■ **Entries supplied**:
---+---

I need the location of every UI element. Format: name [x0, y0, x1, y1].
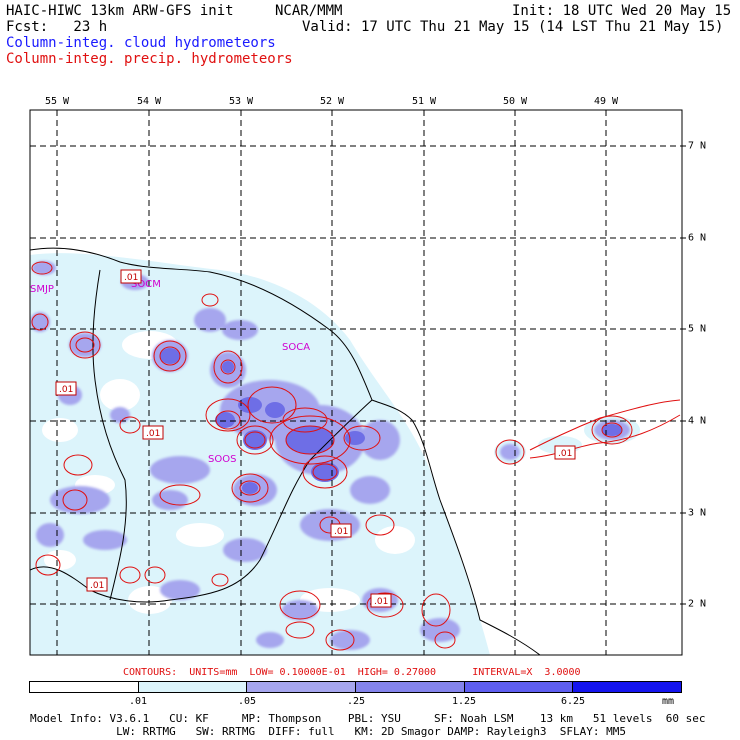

---+---

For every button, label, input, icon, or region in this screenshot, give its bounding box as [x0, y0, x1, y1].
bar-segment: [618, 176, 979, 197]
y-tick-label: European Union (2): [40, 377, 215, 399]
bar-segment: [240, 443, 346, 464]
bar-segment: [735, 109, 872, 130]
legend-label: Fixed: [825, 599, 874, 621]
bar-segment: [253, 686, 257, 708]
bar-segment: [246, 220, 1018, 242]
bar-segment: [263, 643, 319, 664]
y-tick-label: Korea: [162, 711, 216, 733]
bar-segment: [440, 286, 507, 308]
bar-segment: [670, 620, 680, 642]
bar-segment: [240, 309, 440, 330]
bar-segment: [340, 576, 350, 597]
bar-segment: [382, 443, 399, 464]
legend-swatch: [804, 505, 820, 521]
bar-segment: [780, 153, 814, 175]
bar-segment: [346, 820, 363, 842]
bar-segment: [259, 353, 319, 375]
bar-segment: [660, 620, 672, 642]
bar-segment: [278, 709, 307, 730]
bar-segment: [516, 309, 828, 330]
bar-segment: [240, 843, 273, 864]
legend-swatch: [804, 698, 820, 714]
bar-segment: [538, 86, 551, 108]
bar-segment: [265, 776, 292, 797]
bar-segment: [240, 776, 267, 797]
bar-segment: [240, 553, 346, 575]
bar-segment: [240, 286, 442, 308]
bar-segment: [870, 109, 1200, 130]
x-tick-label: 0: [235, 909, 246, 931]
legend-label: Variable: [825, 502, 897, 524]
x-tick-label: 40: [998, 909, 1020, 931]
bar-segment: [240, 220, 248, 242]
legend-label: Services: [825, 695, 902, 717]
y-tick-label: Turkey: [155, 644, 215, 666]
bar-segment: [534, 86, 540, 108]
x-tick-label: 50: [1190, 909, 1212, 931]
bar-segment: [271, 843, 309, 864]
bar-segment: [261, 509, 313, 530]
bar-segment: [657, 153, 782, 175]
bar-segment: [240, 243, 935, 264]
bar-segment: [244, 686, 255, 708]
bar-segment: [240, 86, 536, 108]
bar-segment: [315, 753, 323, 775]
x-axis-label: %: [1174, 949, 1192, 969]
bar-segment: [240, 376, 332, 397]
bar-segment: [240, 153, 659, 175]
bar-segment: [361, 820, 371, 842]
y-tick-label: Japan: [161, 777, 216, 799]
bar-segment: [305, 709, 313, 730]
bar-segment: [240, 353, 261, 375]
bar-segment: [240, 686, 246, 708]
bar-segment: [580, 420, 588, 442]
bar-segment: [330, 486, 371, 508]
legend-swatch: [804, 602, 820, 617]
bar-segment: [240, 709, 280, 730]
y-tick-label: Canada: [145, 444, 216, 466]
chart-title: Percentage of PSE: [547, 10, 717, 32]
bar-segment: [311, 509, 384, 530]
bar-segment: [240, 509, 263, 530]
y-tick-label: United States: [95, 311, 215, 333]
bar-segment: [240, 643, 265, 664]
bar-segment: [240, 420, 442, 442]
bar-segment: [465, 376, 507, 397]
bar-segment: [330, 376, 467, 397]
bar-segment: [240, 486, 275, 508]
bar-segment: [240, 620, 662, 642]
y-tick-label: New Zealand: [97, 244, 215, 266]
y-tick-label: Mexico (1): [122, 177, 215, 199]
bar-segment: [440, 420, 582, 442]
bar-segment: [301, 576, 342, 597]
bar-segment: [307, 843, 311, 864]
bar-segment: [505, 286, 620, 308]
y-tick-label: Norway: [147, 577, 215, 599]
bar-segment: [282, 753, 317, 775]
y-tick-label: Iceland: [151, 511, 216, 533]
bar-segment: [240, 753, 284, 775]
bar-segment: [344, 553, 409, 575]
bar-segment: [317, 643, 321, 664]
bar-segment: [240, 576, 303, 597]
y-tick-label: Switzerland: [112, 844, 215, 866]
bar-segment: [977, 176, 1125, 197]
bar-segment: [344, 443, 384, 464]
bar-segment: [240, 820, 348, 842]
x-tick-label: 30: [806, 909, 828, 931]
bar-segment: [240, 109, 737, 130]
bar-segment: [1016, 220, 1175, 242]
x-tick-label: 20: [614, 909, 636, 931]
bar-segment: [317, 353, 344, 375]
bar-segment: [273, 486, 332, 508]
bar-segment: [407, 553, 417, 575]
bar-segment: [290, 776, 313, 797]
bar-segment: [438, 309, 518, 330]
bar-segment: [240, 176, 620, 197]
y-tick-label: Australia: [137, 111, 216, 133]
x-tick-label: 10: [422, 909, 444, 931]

---+---

Reproduce, word for word, the lines in the entries above from the line containing "For every button, label, input, icon, or" through the line containing "bar-segment: [240, 843, 273, 864]", including both of those lines.

For every button, label, input, icon, or region in this screenshot, give its bounding box as [x0, y0, x1, y1].
bar-segment: [618, 176, 979, 197]
y-tick-label: European Union (2): [40, 377, 215, 399]
bar-segment: [240, 443, 346, 464]
bar-segment: [735, 109, 872, 130]
legend-label: Fixed: [825, 599, 874, 621]
bar-segment: [253, 686, 257, 708]
bar-segment: [246, 220, 1018, 242]
bar-segment: [263, 643, 319, 664]
y-tick-label: Korea: [162, 711, 216, 733]
bar-segment: [440, 286, 507, 308]
bar-segment: [670, 620, 680, 642]
bar-segment: [240, 309, 440, 330]
bar-segment: [340, 576, 350, 597]
bar-segment: [382, 443, 399, 464]
legend-swatch: [804, 505, 820, 521]
bar-segment: [780, 153, 814, 175]
bar-segment: [346, 820, 363, 842]
bar-segment: [259, 353, 319, 375]
bar-segment: [660, 620, 672, 642]
bar-segment: [278, 709, 307, 730]
bar-segment: [516, 309, 828, 330]
bar-segment: [240, 843, 273, 864]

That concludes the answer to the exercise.